**The problem**
Copy the records below exactly, leaving out any pictures.

**Data for this exercise**
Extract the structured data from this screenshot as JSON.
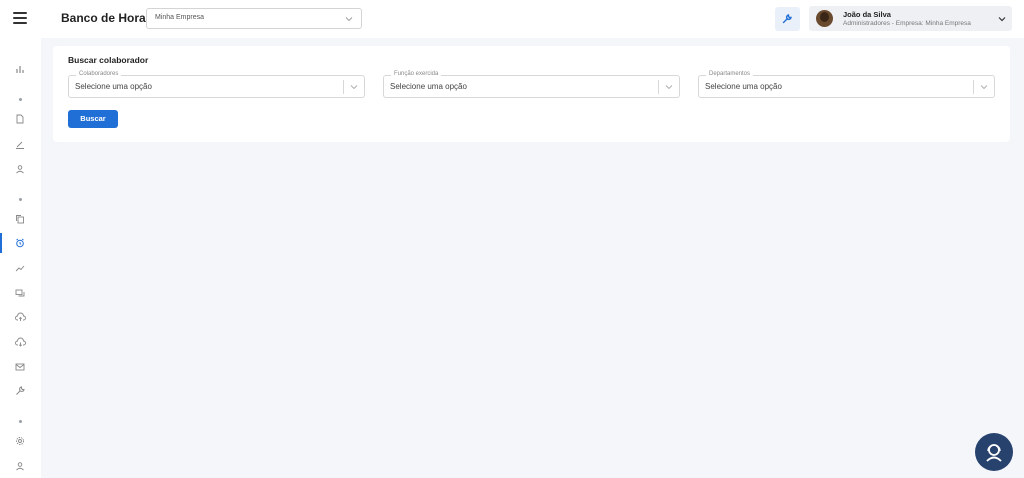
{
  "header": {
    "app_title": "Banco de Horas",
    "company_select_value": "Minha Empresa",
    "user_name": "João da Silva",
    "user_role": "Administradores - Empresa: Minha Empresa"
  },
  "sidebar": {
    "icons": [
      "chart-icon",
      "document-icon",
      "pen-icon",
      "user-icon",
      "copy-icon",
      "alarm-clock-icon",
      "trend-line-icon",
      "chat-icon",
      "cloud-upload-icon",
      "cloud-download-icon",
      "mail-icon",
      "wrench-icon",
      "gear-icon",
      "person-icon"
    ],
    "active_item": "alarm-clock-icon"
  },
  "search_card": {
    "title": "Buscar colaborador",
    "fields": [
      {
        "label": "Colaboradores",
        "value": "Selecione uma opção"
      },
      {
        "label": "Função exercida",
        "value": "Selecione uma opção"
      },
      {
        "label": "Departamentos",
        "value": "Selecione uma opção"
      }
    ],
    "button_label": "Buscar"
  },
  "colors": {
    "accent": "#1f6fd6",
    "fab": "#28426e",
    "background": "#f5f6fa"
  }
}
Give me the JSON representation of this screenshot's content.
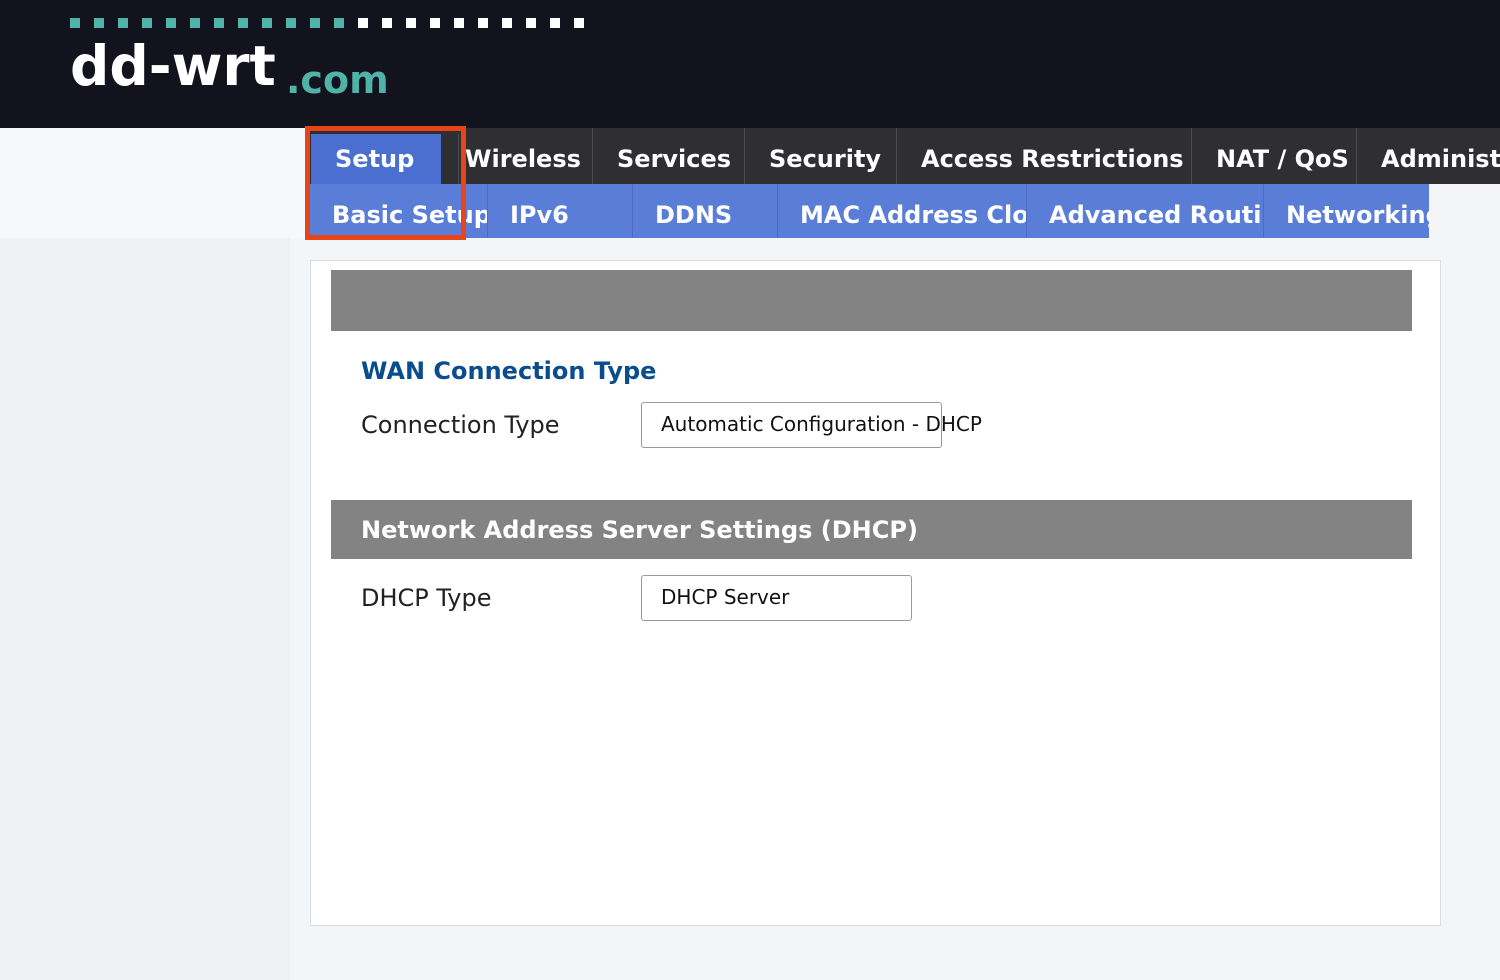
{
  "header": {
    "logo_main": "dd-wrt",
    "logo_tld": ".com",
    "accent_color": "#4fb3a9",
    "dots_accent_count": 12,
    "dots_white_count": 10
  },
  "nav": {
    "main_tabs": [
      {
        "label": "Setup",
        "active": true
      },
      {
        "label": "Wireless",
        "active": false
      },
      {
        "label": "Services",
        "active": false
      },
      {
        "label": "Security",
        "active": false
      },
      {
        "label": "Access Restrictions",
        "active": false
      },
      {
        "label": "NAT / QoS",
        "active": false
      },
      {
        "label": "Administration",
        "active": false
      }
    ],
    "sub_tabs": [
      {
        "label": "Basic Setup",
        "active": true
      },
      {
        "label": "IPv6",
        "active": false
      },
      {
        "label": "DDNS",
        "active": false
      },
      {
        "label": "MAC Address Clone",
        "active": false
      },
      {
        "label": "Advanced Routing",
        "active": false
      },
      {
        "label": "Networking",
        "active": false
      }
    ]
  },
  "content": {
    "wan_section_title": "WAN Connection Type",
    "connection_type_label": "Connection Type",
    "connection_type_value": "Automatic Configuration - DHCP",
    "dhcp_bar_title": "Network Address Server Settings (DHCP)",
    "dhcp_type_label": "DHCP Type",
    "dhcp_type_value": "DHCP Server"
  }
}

**Result**
Extract the structured data from this screenshot as JSON.
{
  "header": {
    "app_title": "Banco de Horas",
    "company_select_value": "Minha Empresa",
    "user_name": "João da Silva",
    "user_role": "Administradores - Empresa: Minha Empresa"
  },
  "sidebar": {
    "icons": [
      "chart-icon",
      "document-icon",
      "pen-icon",
      "user-icon",
      "copy-icon",
      "alarm-clock-icon",
      "trend-line-icon",
      "chat-icon",
      "cloud-upload-icon",
      "cloud-download-icon",
      "mail-icon",
      "wrench-icon",
      "gear-icon",
      "person-icon"
    ],
    "active_item": "alarm-clock-icon"
  },
  "search_card": {
    "title": "Buscar colaborador",
    "fields": [
      {
        "label": "Colaboradores",
        "value": "Selecione uma opção"
      },
      {
        "label": "Função exercida",
        "value": "Selecione uma opção"
      },
      {
        "label": "Departamentos",
        "value": "Selecione uma opção"
      }
    ],
    "button_label": "Buscar"
  },
  "colors": {
    "accent": "#1f6fd6",
    "fab": "#28426e",
    "background": "#f5f6fa"
  }
}
Give me the JSON representation of this screenshot's content.
{
  "header": {
    "logo_main": "dd-wrt",
    "logo_tld": ".com",
    "accent_color": "#4fb3a9",
    "dots_accent_count": 12,
    "dots_white_count": 10
  },
  "nav": {
    "main_tabs": [
      {
        "label": "Setup",
        "active": true
      },
      {
        "label": "Wireless",
        "active": false
      },
      {
        "label": "Services",
        "active": false
      },
      {
        "label": "Security",
        "active": false
      },
      {
        "label": "Access Restrictions",
        "active": false
      },
      {
        "label": "NAT / QoS",
        "active": false
      },
      {
        "label": "Administration",
        "active": false
      }
    ],
    "sub_tabs": [
      {
        "label": "Basic Setup",
        "active": true
      },
      {
        "label": "IPv6",
        "active": false
      },
      {
        "label": "DDNS",
        "active": false
      },
      {
        "label": "MAC Address Clone",
        "active": false
      },
      {
        "label": "Advanced Routing",
        "active": false
      },
      {
        "label": "Networking",
        "active": false
      }
    ]
  },
  "content": {
    "wan_section_title": "WAN Connection Type",
    "connection_type_label": "Connection Type",
    "connection_type_value": "Automatic Configuration - DHCP",
    "dhcp_bar_title": "Network Address Server Settings (DHCP)",
    "dhcp_type_label": "DHCP Type",
    "dhcp_type_value": "DHCP Server"
  }
}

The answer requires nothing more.